■ The request:
For the entries that follow, tally the lines holding the string "bekor". Give the total and nothing else.

■ Entries shown:
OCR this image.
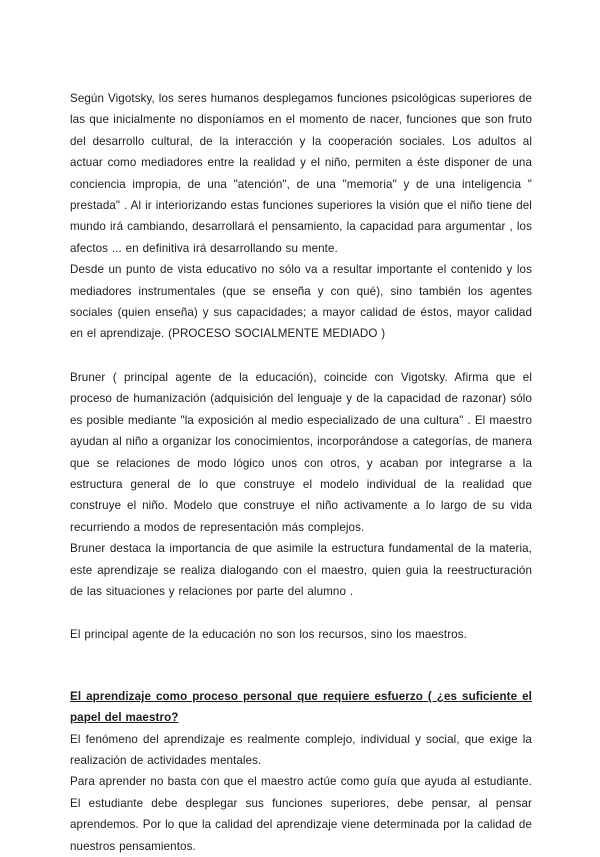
Según Vigotsky, los seres humanos desplegamos funciones psicológicas superiores de las que inicialmente no disponíamos en el momento de nacer, funciones que son fruto del desarrollo cultural, de la interacción y la cooperación sociales. Los adultos al actuar como mediadores entre la realidad y el niño, permiten a éste disponer de una conciencia impropia, de una "atención", de una "memoria" y de una inteligencia " prestada" . Al ir interiorizando estas funciones superiores la visión que el niño tiene del mundo irá cambiando, desarrollará el pensamiento, la capacidad para argumentar , los afectos ... en definitiva irá desarrollando su mente.

Desde un punto de vista educativo no sólo va a resultar importante el contenido y los mediadores instrumentales (que se enseña y con qué), sino también los agentes sociales (quien enseña) y sus capacidades; a mayor calidad de éstos, mayor calidad en el aprendizaje. (PROCESO SOCIALMENTE MEDIADO )

Bruner ( principal agente de la educación), coincide con Vigotsky. Afirma que el proceso de humanización (adquisición del lenguaje y de la capacidad de razonar) sólo es posible mediante "la exposición al medio especializado de una cultura" . El maestro ayudan al niño a organizar los conocimientos, incorporándose a categorías, de manera que se relaciones de modo lógico unos con otros, y acaban por integrarse a la estructura general de lo que construye el modelo individual de la realidad que construye el niño. Modelo que construye el niño activamente a lo largo de su vida recurriendo a modos de representación más complejos.

Bruner destaca la importancia de que asimile la estructura fundamental de la materia, este aprendizaje se realiza dialogando con el maestro, quien guia la reestructuración de las situaciones y relaciones por parte del alumno .

El principal agente de la educación no son los recursos, sino los maestros.

El aprendizaje como proceso personal que requiere esfuerzo ( ¿es suficiente el papel del maestro?

El fenómeno del aprendizaje es realmente complejo, individual y social, que exige la realización de actividades mentales.

Para aprender no basta con que el maestro actúe como guía que ayuda al estudiante. El estudiante debe desplegar sus funciones superiores, debe pensar, al pensar aprendemos. Por lo que la calidad del aprendizaje viene determinada por la calidad de nuestros pensamientos.
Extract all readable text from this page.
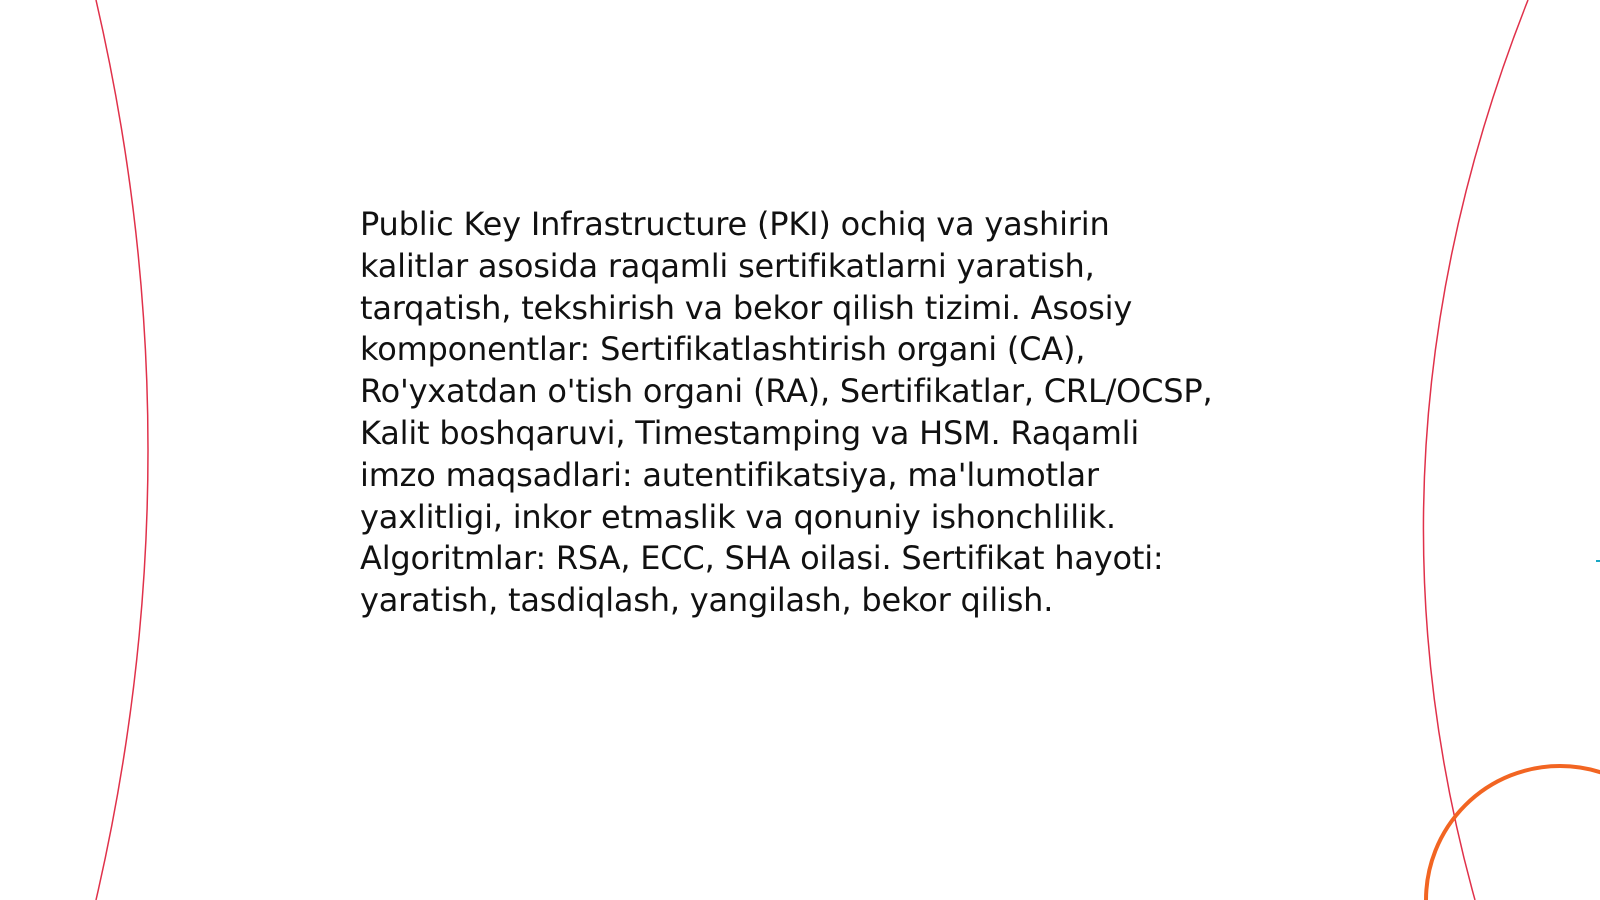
Public Key Infrastructure (PKI) ochiq va yashirin
kalitlar asosida raqamli sertifikatlarni yaratish,
tarqatish, tekshirish va bekor qilish tizimi. Asosiy
komponentlar: Sertifikatlashtirish organi (CA),
Ro'yxatdan o'tish organi (RA), Sertifikatlar, CRL/OCSP,
Kalit boshqaruvi, Timestamping va HSM. Raqamli
imzo maqsadlari: autentifikatsiya, ma'lumotlar
yaxlitligi, inkor etmaslik va qonuniy ishonchlilik.
Algoritmlar: RSA, ECC, SHA oilasi. Sertifikat hayoti:
yaratish, tasdiqlash, yangilash, bekor qilish.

■ Task response:
2